◆ **PROBLEM REQUIREMENTS**
Change every "chevron-right-icon" to "arrow-right-icon" in the records from the start up to and including the line with "grad1-box (451, 69, 799, 330)". Give those lines again with nothing else altered.

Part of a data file
╔══
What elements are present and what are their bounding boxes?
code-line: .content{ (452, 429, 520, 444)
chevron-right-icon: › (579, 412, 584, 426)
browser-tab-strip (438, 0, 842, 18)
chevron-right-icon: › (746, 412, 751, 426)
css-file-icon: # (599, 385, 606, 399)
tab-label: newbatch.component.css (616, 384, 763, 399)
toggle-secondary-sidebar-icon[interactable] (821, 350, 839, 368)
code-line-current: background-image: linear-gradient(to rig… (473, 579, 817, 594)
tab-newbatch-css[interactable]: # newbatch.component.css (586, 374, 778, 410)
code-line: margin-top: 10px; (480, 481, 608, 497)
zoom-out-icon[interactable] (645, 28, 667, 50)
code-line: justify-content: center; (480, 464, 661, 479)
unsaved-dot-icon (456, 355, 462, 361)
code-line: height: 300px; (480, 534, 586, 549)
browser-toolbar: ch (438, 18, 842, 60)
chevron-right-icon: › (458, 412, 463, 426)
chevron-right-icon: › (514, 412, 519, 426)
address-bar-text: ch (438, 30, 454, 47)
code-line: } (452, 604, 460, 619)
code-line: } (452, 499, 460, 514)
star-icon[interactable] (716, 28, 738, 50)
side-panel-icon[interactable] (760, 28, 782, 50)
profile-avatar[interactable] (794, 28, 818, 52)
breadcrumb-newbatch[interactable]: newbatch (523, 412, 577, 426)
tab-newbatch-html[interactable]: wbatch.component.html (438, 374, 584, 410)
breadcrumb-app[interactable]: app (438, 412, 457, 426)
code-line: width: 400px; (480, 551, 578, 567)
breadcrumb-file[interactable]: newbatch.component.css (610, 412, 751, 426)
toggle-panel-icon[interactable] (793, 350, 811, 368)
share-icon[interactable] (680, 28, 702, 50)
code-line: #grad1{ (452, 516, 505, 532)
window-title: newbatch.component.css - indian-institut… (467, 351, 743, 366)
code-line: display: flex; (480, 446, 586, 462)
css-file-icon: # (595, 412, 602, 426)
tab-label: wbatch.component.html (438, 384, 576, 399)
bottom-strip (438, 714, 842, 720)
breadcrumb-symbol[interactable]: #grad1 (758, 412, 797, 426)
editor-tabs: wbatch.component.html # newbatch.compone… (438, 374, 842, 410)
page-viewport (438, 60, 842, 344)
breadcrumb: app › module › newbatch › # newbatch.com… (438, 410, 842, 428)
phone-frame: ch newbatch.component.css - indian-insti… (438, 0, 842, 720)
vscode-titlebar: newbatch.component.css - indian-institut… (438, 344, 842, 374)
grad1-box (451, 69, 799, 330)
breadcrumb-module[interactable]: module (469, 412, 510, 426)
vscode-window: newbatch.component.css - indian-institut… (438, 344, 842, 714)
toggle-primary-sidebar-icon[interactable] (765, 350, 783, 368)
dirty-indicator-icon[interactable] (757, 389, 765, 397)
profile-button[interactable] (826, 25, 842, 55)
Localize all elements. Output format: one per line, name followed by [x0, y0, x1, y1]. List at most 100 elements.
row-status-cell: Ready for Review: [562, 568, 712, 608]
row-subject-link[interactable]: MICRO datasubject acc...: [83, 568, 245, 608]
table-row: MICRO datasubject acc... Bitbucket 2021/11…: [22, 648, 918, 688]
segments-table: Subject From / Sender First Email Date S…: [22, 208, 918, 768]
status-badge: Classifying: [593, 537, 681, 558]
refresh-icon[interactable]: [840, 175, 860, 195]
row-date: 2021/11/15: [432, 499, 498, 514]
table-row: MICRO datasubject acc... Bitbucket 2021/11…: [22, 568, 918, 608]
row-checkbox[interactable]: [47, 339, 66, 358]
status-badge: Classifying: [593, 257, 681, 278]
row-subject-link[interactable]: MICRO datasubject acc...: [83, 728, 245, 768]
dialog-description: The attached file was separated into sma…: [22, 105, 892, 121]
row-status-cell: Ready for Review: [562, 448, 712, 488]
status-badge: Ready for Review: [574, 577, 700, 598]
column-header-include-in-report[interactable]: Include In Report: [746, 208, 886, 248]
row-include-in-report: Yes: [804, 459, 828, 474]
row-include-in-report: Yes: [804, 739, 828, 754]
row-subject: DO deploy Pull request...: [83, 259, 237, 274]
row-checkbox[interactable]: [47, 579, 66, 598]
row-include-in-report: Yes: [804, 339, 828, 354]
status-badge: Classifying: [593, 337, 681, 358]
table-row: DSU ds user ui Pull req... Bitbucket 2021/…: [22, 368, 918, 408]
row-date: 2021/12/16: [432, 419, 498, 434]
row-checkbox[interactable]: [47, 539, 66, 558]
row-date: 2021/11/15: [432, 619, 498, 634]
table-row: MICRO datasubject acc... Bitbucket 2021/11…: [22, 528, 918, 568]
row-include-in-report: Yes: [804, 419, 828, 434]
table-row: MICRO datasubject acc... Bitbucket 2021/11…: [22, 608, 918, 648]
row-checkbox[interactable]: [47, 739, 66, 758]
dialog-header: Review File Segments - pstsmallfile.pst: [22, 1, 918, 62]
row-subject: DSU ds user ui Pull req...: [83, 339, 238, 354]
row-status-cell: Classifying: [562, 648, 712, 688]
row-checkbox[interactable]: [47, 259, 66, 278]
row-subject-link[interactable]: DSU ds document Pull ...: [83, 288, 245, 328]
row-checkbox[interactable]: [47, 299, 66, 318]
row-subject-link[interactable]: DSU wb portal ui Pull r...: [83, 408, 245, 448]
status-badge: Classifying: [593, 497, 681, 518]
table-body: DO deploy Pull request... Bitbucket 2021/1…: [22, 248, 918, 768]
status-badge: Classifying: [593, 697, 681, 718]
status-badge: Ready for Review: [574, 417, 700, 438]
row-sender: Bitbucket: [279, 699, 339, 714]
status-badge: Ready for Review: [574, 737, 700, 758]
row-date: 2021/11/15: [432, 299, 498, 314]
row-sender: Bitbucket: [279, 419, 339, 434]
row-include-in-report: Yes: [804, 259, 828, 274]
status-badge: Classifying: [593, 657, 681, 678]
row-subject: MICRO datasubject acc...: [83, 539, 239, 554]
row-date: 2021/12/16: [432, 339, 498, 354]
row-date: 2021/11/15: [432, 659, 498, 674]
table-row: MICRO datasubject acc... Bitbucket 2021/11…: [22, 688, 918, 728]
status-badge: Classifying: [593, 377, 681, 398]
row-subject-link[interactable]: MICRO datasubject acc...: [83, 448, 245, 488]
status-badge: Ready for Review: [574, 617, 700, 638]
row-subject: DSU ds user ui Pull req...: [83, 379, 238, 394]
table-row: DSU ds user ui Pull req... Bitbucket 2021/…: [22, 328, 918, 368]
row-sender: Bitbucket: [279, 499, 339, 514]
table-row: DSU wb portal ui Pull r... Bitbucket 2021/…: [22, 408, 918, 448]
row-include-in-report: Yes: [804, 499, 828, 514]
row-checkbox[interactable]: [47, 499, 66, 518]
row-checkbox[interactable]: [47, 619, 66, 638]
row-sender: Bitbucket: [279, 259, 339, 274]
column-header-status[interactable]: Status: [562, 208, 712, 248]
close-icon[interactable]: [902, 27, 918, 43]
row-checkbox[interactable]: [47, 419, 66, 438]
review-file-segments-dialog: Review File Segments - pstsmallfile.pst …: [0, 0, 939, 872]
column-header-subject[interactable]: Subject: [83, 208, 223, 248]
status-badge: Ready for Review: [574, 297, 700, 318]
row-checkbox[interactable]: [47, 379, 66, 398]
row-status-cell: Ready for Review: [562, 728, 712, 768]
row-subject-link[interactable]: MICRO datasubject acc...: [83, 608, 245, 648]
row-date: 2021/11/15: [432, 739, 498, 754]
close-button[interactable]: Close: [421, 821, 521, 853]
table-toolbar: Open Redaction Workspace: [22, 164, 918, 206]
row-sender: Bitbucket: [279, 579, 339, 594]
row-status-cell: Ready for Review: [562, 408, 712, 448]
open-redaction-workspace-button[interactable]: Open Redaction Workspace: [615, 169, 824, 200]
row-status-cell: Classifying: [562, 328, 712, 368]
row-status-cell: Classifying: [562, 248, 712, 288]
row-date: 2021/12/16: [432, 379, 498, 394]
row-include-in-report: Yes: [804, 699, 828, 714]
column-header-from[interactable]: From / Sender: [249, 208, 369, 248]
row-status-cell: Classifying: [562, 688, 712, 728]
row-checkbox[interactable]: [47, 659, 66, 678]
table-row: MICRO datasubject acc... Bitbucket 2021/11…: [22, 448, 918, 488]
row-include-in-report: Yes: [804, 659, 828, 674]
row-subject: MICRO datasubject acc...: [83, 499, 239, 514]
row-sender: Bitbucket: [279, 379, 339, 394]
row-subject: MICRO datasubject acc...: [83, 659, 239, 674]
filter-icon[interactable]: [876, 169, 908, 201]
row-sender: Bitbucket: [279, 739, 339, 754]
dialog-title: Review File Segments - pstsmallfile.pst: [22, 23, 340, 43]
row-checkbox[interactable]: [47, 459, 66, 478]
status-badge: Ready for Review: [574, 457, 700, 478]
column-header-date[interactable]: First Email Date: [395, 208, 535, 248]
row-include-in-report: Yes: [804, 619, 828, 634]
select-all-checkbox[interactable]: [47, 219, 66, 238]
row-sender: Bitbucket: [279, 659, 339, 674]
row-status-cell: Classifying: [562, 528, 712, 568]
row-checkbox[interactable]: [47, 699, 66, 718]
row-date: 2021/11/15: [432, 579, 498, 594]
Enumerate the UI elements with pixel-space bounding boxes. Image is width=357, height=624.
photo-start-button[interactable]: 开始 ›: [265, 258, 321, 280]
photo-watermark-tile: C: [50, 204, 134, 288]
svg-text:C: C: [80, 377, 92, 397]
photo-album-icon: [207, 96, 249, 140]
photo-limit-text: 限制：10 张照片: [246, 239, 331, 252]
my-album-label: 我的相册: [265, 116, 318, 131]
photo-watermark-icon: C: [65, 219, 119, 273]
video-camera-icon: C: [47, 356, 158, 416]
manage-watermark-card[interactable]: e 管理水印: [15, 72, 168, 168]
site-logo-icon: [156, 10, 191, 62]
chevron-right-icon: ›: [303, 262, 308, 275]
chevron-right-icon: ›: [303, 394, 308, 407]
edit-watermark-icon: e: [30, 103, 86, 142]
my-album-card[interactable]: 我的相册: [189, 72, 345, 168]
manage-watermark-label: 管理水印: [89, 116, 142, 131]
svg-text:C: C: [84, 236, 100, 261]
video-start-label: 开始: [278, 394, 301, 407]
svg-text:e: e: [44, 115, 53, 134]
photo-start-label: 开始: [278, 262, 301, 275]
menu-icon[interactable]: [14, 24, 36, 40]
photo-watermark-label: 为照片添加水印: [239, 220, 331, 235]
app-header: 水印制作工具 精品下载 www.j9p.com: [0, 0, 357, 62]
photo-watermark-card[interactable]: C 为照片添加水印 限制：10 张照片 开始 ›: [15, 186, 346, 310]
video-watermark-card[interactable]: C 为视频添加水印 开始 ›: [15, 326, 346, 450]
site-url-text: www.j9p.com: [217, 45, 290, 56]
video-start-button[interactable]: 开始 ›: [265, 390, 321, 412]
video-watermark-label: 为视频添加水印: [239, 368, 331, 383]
╚══
◆ **ANSWER TO THIS PROBLEM**
What elements are present and what are their bounding boxes?
code-line: .content{ (452, 429, 520, 444)
arrow-right-icon: › (579, 412, 584, 426)
browser-tab-strip (438, 0, 842, 18)
arrow-right-icon: › (746, 412, 751, 426)
css-file-icon: # (599, 385, 606, 399)
tab-label: newbatch.component.css (616, 384, 763, 399)
toggle-secondary-sidebar-icon[interactable] (821, 350, 839, 368)
code-line-current: background-image: linear-gradient(to rig… (473, 579, 817, 594)
tab-newbatch-css[interactable]: # newbatch.component.css (586, 374, 778, 410)
code-line: margin-top: 10px; (480, 481, 608, 497)
zoom-out-icon[interactable] (645, 28, 667, 50)
code-line: justify-content: center; (480, 464, 661, 479)
unsaved-dot-icon (456, 355, 462, 361)
code-line: height: 300px; (480, 534, 586, 549)
browser-toolbar: ch (438, 18, 842, 60)
arrow-right-icon: › (458, 412, 463, 426)
arrow-right-icon: › (514, 412, 519, 426)
address-bar-text: ch (438, 30, 454, 47)
code-line: } (452, 604, 460, 619)
code-line: } (452, 499, 460, 514)
star-icon[interactable] (716, 28, 738, 50)
side-panel-icon[interactable] (760, 28, 782, 50)
profile-avatar[interactable] (794, 28, 818, 52)
breadcrumb-newbatch[interactable]: newbatch (523, 412, 577, 426)
tab-newbatch-html[interactable]: wbatch.component.html (438, 374, 584, 410)
breadcrumb-app[interactable]: app (438, 412, 457, 426)
code-line: width: 400px; (480, 551, 578, 567)
breadcrumb-file[interactable]: newbatch.component.css (610, 412, 751, 426)
toggle-panel-icon[interactable] (793, 350, 811, 368)
share-icon[interactable] (680, 28, 702, 50)
code-line: #grad1{ (452, 516, 505, 532)
window-title: newbatch.component.css - indian-institut… (467, 351, 743, 366)
code-line: display: flex; (480, 446, 586, 462)
css-file-icon: # (595, 412, 602, 426)
tab-label: wbatch.component.html (438, 384, 576, 399)
bottom-strip (438, 714, 842, 720)
breadcrumb-symbol[interactable]: #grad1 (758, 412, 797, 426)
editor-tabs: wbatch.component.html # newbatch.compone… (438, 374, 842, 410)
page-viewport (438, 60, 842, 344)
breadcrumb: app › module › newbatch › # newbatch.com… (438, 410, 842, 428)
phone-frame: ch newbatch.component.css - indian-insti… (438, 0, 842, 720)
vscode-titlebar: newbatch.component.css - indian-institut… (438, 344, 842, 374)
grad1-box (451, 69, 799, 330)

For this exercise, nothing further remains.